Convert the data, from its first line through the line containing "90, 112, 100]", into a JSON list of strings with one string per line and blank lines omitted.

> [TASK DATA]:
--- BEGIN ---

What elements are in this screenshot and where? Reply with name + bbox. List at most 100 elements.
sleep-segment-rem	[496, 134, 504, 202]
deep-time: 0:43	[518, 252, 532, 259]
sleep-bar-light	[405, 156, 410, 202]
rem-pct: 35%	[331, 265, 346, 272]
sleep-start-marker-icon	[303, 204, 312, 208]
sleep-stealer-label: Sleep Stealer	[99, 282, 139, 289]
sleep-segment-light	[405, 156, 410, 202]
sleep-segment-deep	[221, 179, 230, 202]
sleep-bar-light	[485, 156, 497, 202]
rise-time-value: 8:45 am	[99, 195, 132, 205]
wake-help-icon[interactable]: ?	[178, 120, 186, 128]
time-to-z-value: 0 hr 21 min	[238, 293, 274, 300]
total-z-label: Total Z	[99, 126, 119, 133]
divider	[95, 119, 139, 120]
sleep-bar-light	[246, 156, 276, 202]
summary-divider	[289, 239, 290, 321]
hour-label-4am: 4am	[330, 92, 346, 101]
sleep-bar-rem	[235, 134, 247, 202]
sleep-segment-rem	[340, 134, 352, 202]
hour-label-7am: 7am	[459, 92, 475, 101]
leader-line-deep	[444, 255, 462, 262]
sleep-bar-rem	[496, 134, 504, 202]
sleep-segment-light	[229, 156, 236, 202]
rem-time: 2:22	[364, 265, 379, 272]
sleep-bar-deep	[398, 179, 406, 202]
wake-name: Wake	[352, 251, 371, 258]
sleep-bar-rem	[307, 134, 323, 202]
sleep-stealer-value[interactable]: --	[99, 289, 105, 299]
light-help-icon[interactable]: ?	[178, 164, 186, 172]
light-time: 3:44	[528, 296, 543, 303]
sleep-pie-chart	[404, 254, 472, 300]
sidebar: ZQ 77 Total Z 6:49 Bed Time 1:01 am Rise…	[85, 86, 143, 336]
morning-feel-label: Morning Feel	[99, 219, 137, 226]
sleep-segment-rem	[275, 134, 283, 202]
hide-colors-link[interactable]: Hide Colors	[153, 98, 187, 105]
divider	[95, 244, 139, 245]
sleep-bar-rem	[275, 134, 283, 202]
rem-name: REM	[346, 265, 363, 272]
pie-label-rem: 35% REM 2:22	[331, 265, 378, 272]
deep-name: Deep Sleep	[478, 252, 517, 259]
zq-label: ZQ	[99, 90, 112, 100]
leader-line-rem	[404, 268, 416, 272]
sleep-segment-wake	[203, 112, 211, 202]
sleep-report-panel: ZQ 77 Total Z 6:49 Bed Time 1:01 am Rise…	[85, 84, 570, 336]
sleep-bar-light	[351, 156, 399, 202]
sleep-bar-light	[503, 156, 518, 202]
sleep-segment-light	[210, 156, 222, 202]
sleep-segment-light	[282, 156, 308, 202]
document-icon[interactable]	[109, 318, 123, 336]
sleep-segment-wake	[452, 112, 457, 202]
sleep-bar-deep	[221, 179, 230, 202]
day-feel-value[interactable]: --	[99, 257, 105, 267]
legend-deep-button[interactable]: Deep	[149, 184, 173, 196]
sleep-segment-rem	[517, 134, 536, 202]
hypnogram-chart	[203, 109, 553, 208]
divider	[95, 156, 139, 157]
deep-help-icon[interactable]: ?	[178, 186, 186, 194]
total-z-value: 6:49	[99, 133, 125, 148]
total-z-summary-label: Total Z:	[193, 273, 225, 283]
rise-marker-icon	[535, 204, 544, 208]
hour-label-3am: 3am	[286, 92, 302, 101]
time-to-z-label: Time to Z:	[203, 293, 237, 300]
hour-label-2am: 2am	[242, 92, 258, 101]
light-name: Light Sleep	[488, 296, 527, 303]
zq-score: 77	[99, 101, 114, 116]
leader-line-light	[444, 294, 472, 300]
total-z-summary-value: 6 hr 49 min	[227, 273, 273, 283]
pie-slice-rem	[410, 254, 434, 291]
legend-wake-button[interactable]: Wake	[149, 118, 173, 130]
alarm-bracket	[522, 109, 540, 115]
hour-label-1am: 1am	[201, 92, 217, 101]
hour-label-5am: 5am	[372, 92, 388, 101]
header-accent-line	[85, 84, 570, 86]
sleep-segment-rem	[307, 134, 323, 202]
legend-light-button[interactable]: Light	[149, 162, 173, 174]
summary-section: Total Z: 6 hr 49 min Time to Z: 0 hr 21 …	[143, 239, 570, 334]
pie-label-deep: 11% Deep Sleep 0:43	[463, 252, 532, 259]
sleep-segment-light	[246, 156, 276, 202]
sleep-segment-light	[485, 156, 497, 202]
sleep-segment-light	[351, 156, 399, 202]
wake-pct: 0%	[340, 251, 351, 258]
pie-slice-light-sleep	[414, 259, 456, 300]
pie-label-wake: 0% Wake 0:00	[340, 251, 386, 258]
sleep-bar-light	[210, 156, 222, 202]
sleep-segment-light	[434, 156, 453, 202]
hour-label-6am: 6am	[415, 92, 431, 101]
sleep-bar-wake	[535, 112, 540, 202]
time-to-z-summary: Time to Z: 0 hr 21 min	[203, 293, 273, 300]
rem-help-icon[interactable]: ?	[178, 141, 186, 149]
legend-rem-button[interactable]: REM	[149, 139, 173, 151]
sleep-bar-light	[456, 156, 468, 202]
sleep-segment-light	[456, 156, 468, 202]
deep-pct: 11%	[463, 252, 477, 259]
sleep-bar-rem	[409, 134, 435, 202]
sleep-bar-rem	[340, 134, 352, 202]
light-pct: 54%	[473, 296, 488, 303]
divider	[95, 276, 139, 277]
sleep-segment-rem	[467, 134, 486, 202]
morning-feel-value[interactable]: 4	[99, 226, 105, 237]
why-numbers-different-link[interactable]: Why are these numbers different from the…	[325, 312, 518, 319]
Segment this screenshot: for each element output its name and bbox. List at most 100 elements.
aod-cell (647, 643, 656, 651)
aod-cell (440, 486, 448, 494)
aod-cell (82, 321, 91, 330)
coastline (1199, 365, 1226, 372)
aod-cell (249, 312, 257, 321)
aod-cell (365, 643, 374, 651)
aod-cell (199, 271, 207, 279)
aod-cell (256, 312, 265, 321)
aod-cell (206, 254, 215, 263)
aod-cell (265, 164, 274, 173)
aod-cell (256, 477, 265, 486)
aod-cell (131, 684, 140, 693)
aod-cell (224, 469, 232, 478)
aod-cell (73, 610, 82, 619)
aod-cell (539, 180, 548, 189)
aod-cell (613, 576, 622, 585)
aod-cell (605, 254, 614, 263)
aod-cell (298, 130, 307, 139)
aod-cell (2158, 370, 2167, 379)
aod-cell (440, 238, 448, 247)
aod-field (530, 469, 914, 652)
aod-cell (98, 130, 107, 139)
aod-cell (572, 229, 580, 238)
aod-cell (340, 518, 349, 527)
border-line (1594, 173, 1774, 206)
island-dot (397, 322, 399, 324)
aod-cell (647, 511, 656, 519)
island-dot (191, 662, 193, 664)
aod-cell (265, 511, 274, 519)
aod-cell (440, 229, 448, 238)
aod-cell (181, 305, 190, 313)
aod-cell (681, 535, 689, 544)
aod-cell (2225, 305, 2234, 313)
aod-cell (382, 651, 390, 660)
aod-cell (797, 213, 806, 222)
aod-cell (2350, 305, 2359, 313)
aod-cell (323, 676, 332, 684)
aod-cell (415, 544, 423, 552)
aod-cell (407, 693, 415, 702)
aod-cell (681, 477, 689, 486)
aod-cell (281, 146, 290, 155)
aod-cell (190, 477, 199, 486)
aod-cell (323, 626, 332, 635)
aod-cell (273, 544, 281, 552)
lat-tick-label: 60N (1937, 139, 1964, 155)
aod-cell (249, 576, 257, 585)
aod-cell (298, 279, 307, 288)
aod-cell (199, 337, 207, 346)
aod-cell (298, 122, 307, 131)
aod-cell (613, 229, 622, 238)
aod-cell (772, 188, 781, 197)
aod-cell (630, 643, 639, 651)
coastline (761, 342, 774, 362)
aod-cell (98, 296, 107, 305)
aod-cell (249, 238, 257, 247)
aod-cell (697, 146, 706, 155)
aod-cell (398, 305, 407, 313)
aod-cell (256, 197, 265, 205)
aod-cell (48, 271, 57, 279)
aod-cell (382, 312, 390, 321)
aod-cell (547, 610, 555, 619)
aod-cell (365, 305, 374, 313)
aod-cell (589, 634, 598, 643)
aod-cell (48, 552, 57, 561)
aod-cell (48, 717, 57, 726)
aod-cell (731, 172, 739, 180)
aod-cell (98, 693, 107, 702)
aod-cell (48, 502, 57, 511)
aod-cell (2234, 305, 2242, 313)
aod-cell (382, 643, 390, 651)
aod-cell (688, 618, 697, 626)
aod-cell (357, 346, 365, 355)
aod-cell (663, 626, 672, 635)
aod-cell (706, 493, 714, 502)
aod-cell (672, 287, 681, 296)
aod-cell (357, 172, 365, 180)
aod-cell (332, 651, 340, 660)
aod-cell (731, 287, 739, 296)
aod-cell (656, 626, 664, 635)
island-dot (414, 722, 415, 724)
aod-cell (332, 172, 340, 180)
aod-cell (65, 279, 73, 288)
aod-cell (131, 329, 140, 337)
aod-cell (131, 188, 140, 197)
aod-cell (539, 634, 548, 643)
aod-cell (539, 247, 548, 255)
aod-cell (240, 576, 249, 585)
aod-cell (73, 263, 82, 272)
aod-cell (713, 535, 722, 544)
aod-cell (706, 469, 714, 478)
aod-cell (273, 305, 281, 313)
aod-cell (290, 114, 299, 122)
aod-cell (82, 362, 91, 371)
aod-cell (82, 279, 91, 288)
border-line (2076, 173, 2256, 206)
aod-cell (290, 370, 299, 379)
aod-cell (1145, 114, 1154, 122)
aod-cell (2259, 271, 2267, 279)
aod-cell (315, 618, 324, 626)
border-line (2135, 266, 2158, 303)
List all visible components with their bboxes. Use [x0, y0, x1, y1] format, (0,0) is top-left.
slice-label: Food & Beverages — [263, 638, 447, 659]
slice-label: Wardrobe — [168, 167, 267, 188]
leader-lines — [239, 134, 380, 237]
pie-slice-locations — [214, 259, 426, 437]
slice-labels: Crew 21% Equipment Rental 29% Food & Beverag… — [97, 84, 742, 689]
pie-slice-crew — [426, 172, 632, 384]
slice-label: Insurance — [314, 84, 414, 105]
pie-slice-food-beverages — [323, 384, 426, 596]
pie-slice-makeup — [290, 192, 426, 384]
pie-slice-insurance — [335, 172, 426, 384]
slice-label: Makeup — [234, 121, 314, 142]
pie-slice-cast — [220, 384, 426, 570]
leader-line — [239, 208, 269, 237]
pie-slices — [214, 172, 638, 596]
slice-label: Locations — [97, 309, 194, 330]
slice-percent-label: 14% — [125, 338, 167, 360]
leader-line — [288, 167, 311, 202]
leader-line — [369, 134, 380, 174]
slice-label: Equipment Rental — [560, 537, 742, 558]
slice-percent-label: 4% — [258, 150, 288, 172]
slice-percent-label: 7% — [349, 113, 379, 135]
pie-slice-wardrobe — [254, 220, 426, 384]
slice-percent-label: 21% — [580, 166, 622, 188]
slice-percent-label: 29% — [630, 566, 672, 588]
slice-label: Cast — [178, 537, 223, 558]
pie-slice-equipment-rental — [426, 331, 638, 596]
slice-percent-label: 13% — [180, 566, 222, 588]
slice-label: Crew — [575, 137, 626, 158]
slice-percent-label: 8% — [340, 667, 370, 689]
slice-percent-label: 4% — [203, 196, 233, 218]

--- END ---

> [THE REPLY]:
[
  "What elements are in this screenshot and where? Reply with name + bbox. List at most 100 elements.",
  "sleep-segment-rem\t[496, 134, 504, 202]",
  "deep-time: 0:43\t[518, 252, 532, 259]",
  "sleep-bar-light\t[405, 156, 410, 202]",
  "rem-pct: 35%\t[331, 265, 346, 272]",
  "sleep-start-marker-icon\t[303, 204, 312, 208]",
  "sleep-stealer-label: Sleep Stealer\t[99, 282, 139, 289]",
  "sleep-segment-light\t[405, 156, 410, 202]",
  "sleep-segment-deep\t[221, 179, 230, 202]",
  "sleep-bar-light\t[485, 156, 497, 202]",
  "rise-time-value: 8:45 am\t[99, 195, 132, 205]",
  "wake-help-icon[interactable]: ?\t[178, 120, 186, 128]",
  "time-to-z-value: 0 hr 21 min\t[238, 293, 274, 300]",
  "total-z-label: Total Z\t[99, 126, 119, 133]",
  "divider\t[95, 119, 139, 120]",
  "sleep-bar-light\t[246, 156, 276, 202]",
  "summary-divider\t[289, 239, 290, 321]",
  "hour-label-4am: 4am\t[330, 92, 346, 101]",
  "sleep-bar-rem\t[235, 134, 247, 202]",
  "sleep-segment-rem\t[340, 134, 352, 202]",
  "hour-label-7am: 7am\t[459, 92, 475, 101]",
  "leader-line-deep\t[444, 255, 462, 262]",
  "sleep-bar-rem\t[496, 134, 504, 202]",
  "sleep-segment-light\t[229, 156, 236, 202]",
  "rem-time: 2:22\t[364, 265, 379, 272]",
  "sleep-bar-deep\t[398, 179, 406, 202]",
  "wake-name: Wake\t[352, 251, 371, 258]",
  "sleep-bar-rem\t[307, 134, 323, 202]",
  "sleep-stealer-value[interactable]: --\t[99, 289, 105, 299]",
  "light-help-icon[interactable]: ?\t[178, 164, 186, 172]",
  "light-time: 3:44\t[528, 296, 543, 303]",
  "sleep-pie-chart\t[404, 254, 472, 300]",
  "sidebar: ZQ 77 Total Z 6:49 Bed Time 1:01 am Rise…\t[85, 86, 143, 336]",
  "morning-feel-label: Morning Feel\t[99, 219, 137, 226]",
  "sleep-segment-rem\t[275, 134, 283, 202]",
  "hide-colors-link[interactable]: Hide Colors\t[153, 98, 187, 105]",
  "divider\t[95, 244, 139, 245]",
  "sleep-bar-rem\t[275, 134, 283, 202]",
  "rem-name: REM\t[346, 265, 363, 272]",
  "pie-label-rem: 35% REM 2:22\t[331, 265, 378, 272]",
  "deep-name: Deep Sleep\t[478, 252, 517, 259]",
  "zq-label: ZQ\t[99, 90, 112, 100]"
]